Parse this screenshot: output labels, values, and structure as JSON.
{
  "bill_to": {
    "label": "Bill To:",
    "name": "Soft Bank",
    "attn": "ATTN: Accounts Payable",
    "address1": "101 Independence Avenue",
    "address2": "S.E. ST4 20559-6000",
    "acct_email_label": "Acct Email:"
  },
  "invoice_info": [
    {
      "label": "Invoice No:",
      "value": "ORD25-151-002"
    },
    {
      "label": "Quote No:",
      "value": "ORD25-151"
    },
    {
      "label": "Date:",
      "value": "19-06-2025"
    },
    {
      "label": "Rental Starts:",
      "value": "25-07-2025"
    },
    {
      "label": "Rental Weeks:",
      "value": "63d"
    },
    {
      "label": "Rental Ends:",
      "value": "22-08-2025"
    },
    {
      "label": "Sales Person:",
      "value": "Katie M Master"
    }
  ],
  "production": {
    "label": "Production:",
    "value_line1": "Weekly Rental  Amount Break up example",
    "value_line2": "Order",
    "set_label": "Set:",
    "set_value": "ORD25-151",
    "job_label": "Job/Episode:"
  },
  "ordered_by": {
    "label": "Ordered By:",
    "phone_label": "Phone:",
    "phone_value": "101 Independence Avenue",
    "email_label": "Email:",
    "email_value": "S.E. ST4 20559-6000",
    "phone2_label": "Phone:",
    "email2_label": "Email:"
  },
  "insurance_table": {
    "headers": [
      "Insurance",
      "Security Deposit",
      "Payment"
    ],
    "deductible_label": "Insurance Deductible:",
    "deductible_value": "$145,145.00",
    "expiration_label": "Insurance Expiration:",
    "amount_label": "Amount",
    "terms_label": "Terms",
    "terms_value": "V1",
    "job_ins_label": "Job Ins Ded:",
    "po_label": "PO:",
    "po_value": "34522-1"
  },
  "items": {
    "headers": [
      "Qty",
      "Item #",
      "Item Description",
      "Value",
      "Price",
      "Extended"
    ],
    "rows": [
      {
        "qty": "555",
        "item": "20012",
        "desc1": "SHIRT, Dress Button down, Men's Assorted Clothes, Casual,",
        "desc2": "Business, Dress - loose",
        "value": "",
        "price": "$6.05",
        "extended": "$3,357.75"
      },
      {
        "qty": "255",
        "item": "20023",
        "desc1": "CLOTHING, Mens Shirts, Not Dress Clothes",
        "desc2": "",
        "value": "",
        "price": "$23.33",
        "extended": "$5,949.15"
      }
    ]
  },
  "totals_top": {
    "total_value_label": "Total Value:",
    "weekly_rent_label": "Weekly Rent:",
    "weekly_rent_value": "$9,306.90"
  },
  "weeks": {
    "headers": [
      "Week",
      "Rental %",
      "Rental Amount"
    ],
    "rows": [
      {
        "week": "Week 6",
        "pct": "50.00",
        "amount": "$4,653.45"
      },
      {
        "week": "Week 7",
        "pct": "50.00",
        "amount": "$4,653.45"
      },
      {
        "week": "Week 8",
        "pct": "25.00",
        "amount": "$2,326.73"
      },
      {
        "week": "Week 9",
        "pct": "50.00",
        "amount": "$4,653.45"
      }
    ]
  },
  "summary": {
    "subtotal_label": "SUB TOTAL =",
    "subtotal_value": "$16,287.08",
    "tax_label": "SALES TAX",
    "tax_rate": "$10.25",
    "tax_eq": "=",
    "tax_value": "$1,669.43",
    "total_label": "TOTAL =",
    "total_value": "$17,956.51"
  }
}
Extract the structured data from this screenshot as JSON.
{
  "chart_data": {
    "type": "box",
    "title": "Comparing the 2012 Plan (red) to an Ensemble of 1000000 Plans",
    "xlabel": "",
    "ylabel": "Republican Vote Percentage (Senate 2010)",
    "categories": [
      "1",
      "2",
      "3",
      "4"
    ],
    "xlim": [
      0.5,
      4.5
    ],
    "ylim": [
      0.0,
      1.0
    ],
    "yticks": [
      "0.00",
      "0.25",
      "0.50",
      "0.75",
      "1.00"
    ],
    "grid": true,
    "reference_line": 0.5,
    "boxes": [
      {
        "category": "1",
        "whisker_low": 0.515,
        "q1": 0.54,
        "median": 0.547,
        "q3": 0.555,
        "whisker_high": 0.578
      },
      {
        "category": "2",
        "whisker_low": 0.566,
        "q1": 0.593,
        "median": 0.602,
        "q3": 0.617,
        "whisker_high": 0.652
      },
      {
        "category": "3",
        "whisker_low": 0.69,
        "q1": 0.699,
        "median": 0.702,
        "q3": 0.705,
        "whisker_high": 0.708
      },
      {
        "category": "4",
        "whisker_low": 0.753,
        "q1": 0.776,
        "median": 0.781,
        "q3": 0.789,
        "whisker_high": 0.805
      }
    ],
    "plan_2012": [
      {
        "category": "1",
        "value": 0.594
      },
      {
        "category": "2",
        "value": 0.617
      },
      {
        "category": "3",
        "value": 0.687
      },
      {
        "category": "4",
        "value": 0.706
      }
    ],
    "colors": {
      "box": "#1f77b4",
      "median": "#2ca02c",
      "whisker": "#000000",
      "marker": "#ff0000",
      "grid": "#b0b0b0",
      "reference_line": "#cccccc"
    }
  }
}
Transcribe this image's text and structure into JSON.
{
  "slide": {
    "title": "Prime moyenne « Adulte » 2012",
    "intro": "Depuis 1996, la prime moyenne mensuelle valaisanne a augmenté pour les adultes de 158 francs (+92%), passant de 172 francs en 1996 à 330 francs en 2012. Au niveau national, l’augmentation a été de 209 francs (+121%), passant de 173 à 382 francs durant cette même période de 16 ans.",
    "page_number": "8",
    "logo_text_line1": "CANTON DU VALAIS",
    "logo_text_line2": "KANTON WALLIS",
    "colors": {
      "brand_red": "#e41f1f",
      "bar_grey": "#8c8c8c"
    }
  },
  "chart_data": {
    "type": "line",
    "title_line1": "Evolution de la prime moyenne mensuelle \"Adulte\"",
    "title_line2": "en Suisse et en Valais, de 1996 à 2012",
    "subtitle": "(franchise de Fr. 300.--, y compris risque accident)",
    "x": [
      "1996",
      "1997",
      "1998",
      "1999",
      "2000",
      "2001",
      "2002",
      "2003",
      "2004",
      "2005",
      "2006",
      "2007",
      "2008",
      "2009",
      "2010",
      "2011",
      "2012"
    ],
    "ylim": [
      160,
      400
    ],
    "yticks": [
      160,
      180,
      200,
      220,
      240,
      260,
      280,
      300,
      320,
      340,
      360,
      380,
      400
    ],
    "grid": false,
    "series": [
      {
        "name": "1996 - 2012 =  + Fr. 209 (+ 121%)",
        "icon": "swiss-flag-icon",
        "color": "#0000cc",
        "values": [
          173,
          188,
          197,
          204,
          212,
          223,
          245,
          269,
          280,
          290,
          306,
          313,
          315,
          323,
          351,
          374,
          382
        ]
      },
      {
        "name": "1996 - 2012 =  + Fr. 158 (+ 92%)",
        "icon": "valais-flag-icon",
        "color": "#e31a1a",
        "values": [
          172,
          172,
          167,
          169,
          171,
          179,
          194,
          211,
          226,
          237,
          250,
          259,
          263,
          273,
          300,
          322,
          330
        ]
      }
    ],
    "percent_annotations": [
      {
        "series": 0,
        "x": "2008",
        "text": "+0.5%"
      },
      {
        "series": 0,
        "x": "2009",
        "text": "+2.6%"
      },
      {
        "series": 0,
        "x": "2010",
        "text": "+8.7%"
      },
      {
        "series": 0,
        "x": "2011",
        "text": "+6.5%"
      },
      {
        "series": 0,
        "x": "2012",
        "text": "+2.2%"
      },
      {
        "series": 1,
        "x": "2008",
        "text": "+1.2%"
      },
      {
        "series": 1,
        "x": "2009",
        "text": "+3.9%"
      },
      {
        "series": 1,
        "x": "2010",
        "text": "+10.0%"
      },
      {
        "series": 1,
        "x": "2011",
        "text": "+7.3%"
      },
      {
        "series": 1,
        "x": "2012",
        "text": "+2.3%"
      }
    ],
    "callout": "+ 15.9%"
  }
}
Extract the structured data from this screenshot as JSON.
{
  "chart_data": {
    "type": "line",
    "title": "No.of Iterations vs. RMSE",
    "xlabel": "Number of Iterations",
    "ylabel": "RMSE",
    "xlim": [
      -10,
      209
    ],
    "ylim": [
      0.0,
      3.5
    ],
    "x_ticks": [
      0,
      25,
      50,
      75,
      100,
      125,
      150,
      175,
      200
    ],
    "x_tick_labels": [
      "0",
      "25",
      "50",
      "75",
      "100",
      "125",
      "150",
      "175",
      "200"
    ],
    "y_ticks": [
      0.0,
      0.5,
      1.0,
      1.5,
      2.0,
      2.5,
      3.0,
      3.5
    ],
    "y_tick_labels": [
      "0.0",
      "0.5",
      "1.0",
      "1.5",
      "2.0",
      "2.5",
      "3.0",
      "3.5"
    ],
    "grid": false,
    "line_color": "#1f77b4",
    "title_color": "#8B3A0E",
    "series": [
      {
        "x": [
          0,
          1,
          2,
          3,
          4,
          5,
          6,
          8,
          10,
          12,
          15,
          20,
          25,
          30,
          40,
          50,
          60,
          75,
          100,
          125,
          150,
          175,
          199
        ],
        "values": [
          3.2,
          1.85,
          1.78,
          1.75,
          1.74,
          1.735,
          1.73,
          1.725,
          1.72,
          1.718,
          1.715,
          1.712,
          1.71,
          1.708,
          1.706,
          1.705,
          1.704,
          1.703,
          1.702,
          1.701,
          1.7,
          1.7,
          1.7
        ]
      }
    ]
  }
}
-------------------------
> WHAT IS NEEDED
Tally the lines of the preceding listing in which the word "RMSE" appears; state nothing but the total.

> ANSWER TO THIS TASK
2